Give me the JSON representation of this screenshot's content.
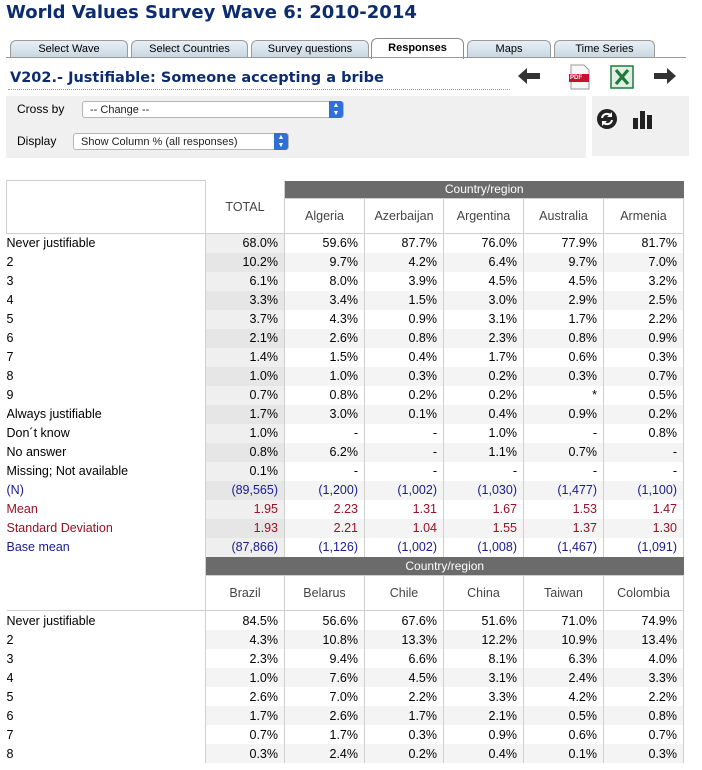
{
  "site_title": "World Values Survey Wave 6: 2010-2014",
  "tabs": [
    {
      "label": "Select Wave",
      "active": false
    },
    {
      "label": "Select Countries",
      "active": false
    },
    {
      "label": "Survey questions",
      "active": false
    },
    {
      "label": "Responses",
      "active": true
    },
    {
      "label": "Maps",
      "active": false
    },
    {
      "label": "Time Series",
      "active": false
    }
  ],
  "variable_title": "V202.- Justifiable: Someone accepting a bribe",
  "icons": {
    "back": "arrow-left-icon",
    "pdf": "pdf-icon",
    "excel": "excel-icon",
    "forward": "arrow-right-icon",
    "refresh": "refresh-icon",
    "chart": "bar-chart-icon",
    "pdf_text": "PDF"
  },
  "controls": {
    "crossby_label": "Cross by",
    "crossby_value": "-- Change --",
    "display_label": "Display",
    "display_value": "Show Column % (all responses)"
  },
  "colors": {
    "title": "#0d2c6e",
    "header_bar": "#6b6b6b",
    "blue_rows": "#1a1a8c",
    "red_rows": "#9a1025",
    "select_arrow": "#2f6fd6"
  },
  "table1": {
    "group_label": "Country/region",
    "total_label": "TOTAL",
    "columns": [
      "Algeria",
      "Azerbaijan",
      "Argentina",
      "Australia",
      "Armenia"
    ],
    "rows": [
      {
        "label": "Never justifiable",
        "style": "normal",
        "values": [
          "68.0%",
          "59.6%",
          "87.7%",
          "76.0%",
          "77.9%",
          "81.7%"
        ]
      },
      {
        "label": "2",
        "style": "normal",
        "values": [
          "10.2%",
          "9.7%",
          "4.2%",
          "6.4%",
          "9.7%",
          "7.0%"
        ]
      },
      {
        "label": "3",
        "style": "normal",
        "values": [
          "6.1%",
          "8.0%",
          "3.9%",
          "4.5%",
          "4.5%",
          "3.2%"
        ]
      },
      {
        "label": "4",
        "style": "normal",
        "values": [
          "3.3%",
          "3.4%",
          "1.5%",
          "3.0%",
          "2.9%",
          "2.5%"
        ]
      },
      {
        "label": "5",
        "style": "normal",
        "values": [
          "3.7%",
          "4.3%",
          "0.9%",
          "3.1%",
          "1.7%",
          "2.2%"
        ]
      },
      {
        "label": "6",
        "style": "normal",
        "values": [
          "2.1%",
          "2.6%",
          "0.8%",
          "2.3%",
          "0.8%",
          "0.9%"
        ]
      },
      {
        "label": "7",
        "style": "normal",
        "values": [
          "1.4%",
          "1.5%",
          "0.4%",
          "1.7%",
          "0.6%",
          "0.3%"
        ]
      },
      {
        "label": "8",
        "style": "normal",
        "values": [
          "1.0%",
          "1.0%",
          "0.3%",
          "0.2%",
          "0.3%",
          "0.7%"
        ]
      },
      {
        "label": "9",
        "style": "normal",
        "values": [
          "0.7%",
          "0.8%",
          "0.2%",
          "0.2%",
          "*",
          "0.5%"
        ]
      },
      {
        "label": "Always justifiable",
        "style": "normal",
        "values": [
          "1.7%",
          "3.0%",
          "0.1%",
          "0.4%",
          "0.9%",
          "0.2%"
        ]
      },
      {
        "label": "Don´t know",
        "style": "normal",
        "values": [
          "1.0%",
          "-",
          "-",
          "1.0%",
          "-",
          "0.8%"
        ]
      },
      {
        "label": "No answer",
        "style": "normal",
        "values": [
          "0.8%",
          "6.2%",
          "-",
          "1.1%",
          "0.7%",
          "-"
        ]
      },
      {
        "label": "Missing; Not available",
        "style": "normal",
        "values": [
          "0.1%",
          "-",
          "-",
          "-",
          "-",
          "-"
        ]
      },
      {
        "label": "(N)",
        "style": "blue",
        "values": [
          "(89,565)",
          "(1,200)",
          "(1,002)",
          "(1,030)",
          "(1,477)",
          "(1,100)"
        ]
      },
      {
        "label": "Mean",
        "style": "red",
        "values": [
          "1.95",
          "2.23",
          "1.31",
          "1.67",
          "1.53",
          "1.47"
        ]
      },
      {
        "label": "Standard Deviation",
        "style": "red",
        "values": [
          "1.93",
          "2.21",
          "1.04",
          "1.55",
          "1.37",
          "1.30"
        ]
      },
      {
        "label": "Base mean",
        "style": "blue",
        "values": [
          "(87,866)",
          "(1,126)",
          "(1,002)",
          "(1,008)",
          "(1,467)",
          "(1,091)"
        ]
      }
    ]
  },
  "table2": {
    "group_label": "Country/region",
    "columns": [
      "Brazil",
      "Belarus",
      "Chile",
      "China",
      "Taiwan",
      "Colombia"
    ],
    "rows": [
      {
        "label": "Never justifiable",
        "values": [
          "84.5%",
          "56.6%",
          "67.6%",
          "51.6%",
          "71.0%",
          "74.9%"
        ]
      },
      {
        "label": "2",
        "values": [
          "4.3%",
          "10.8%",
          "13.3%",
          "12.2%",
          "10.9%",
          "13.4%"
        ]
      },
      {
        "label": "3",
        "values": [
          "2.3%",
          "9.4%",
          "6.6%",
          "8.1%",
          "6.3%",
          "4.0%"
        ]
      },
      {
        "label": "4",
        "values": [
          "1.0%",
          "7.6%",
          "4.5%",
          "3.1%",
          "2.4%",
          "3.3%"
        ]
      },
      {
        "label": "5",
        "values": [
          "2.6%",
          "7.0%",
          "2.2%",
          "3.3%",
          "4.2%",
          "2.2%"
        ]
      },
      {
        "label": "6",
        "values": [
          "1.7%",
          "2.6%",
          "1.7%",
          "2.1%",
          "0.5%",
          "0.8%"
        ]
      },
      {
        "label": "7",
        "values": [
          "0.7%",
          "1.7%",
          "0.3%",
          "0.9%",
          "0.6%",
          "0.7%"
        ]
      },
      {
        "label": "8",
        "values": [
          "0.3%",
          "2.4%",
          "0.2%",
          "0.4%",
          "0.1%",
          "0.3%"
        ]
      }
    ]
  }
}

> _Exercise_: Lines containing the word "Survey" are to be tallied; report only the total.

> _Result of the exercise_: 2